**SET EXERCISE**
Your task is to copy every line of the entries that contains "name".

************

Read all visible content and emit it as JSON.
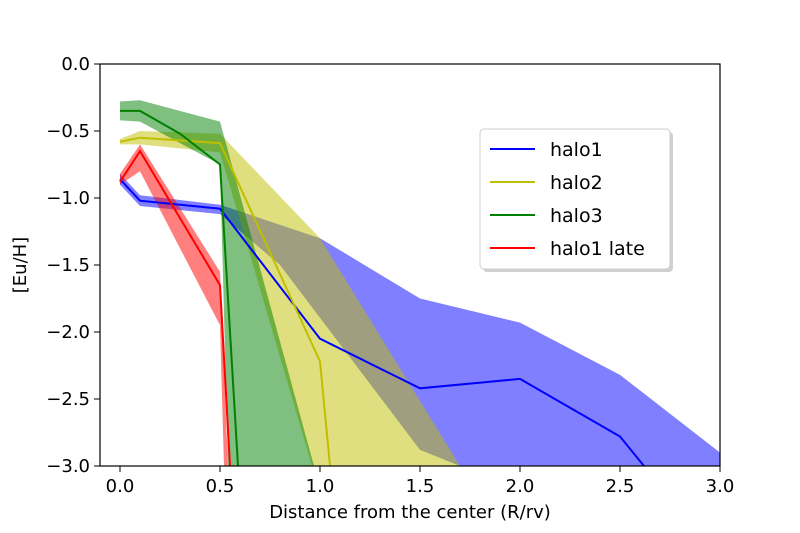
{
  "chart_data": {
    "type": "line",
    "xlabel": "Distance from the center (R/rv)",
    "ylabel": "[Eu/H]",
    "xlim": [
      -0.1,
      3.0
    ],
    "ylim": [
      -3.0,
      0.0
    ],
    "xticks": [
      0.0,
      0.5,
      1.0,
      1.5,
      2.0,
      2.5,
      3.0
    ],
    "yticks": [
      0.0,
      -0.5,
      -1.0,
      -1.5,
      -2.0,
      -2.5,
      -3.0
    ],
    "xtick_labels": [
      "0.0",
      "0.5",
      "1.0",
      "1.5",
      "2.0",
      "2.5",
      "3.0"
    ],
    "ytick_labels": [
      "0.0",
      "−0.5",
      "−1.0",
      "−1.5",
      "−2.0",
      "−2.5",
      "−3.0"
    ],
    "grid": false,
    "legend_position": "top-right",
    "series": [
      {
        "name": "halo1",
        "color": "#0000ff",
        "x": [
          0.0,
          0.1,
          0.5,
          1.0,
          1.5,
          2.0,
          2.5,
          2.62
        ],
        "y": [
          -0.86,
          -1.02,
          -1.08,
          -2.05,
          -2.42,
          -2.35,
          -2.78,
          -3.0
        ],
        "band_upper": [
          -0.82,
          -0.98,
          -1.05,
          -1.3,
          -1.75,
          -1.93,
          -2.32,
          -2.9
        ],
        "band_lower": [
          -0.9,
          -1.06,
          -1.12,
          -1.5,
          -2.88,
          -3.0,
          -3.0,
          -3.0
        ],
        "band_x": [
          0.0,
          0.1,
          0.5,
          1.0,
          1.5,
          2.0,
          2.5,
          3.0
        ],
        "band_lower_x": [
          0.0,
          0.1,
          0.5,
          0.8,
          1.5,
          1.7,
          2.2,
          3.0
        ]
      },
      {
        "name": "halo2",
        "color": "#bfbf00",
        "x": [
          0.0,
          0.1,
          0.5,
          1.0,
          1.05
        ],
        "y": [
          -0.58,
          -0.55,
          -0.59,
          -2.22,
          -3.0
        ],
        "band_x": [
          0.0,
          0.1,
          0.5,
          1.0,
          1.7
        ],
        "band_upper": [
          -0.56,
          -0.5,
          -0.52,
          -1.3,
          -3.0
        ],
        "band_lower": [
          -0.6,
          -0.6,
          -0.66,
          -3.0,
          -3.0
        ],
        "band_lower_x": [
          0.0,
          0.1,
          0.5,
          0.96,
          1.7
        ]
      },
      {
        "name": "halo3",
        "color": "#008000",
        "x": [
          0.0,
          0.1,
          0.3,
          0.5,
          0.55,
          0.59
        ],
        "y": [
          -0.35,
          -0.35,
          -0.52,
          -0.75,
          -2.0,
          -3.0
        ],
        "band_x": [
          0.0,
          0.1,
          0.5,
          0.97
        ],
        "band_upper": [
          -0.28,
          -0.27,
          -0.43,
          -3.0
        ],
        "band_lower": [
          -0.42,
          -0.43,
          -0.75,
          -3.0
        ],
        "band_lower_x": [
          0.0,
          0.1,
          0.5,
          0.54
        ]
      },
      {
        "name": "halo1 late",
        "color": "#ff0000",
        "x": [
          0.0,
          0.1,
          0.5,
          0.55
        ],
        "y": [
          -0.88,
          -0.65,
          -1.65,
          -3.0
        ],
        "band_x": [
          0.0,
          0.1,
          0.5,
          0.54
        ],
        "band_upper": [
          -0.82,
          -0.6,
          -1.55,
          -3.0
        ],
        "band_lower": [
          -0.9,
          -0.8,
          -1.95,
          -3.0
        ],
        "band_lower_x": [
          0.0,
          0.1,
          0.5,
          0.52
        ]
      }
    ]
  }
}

************

**EXPECTED ANSWER**
        "name": "halo1",
        "name": "halo2",
        "name": "halo3",
        "name": "halo1 late",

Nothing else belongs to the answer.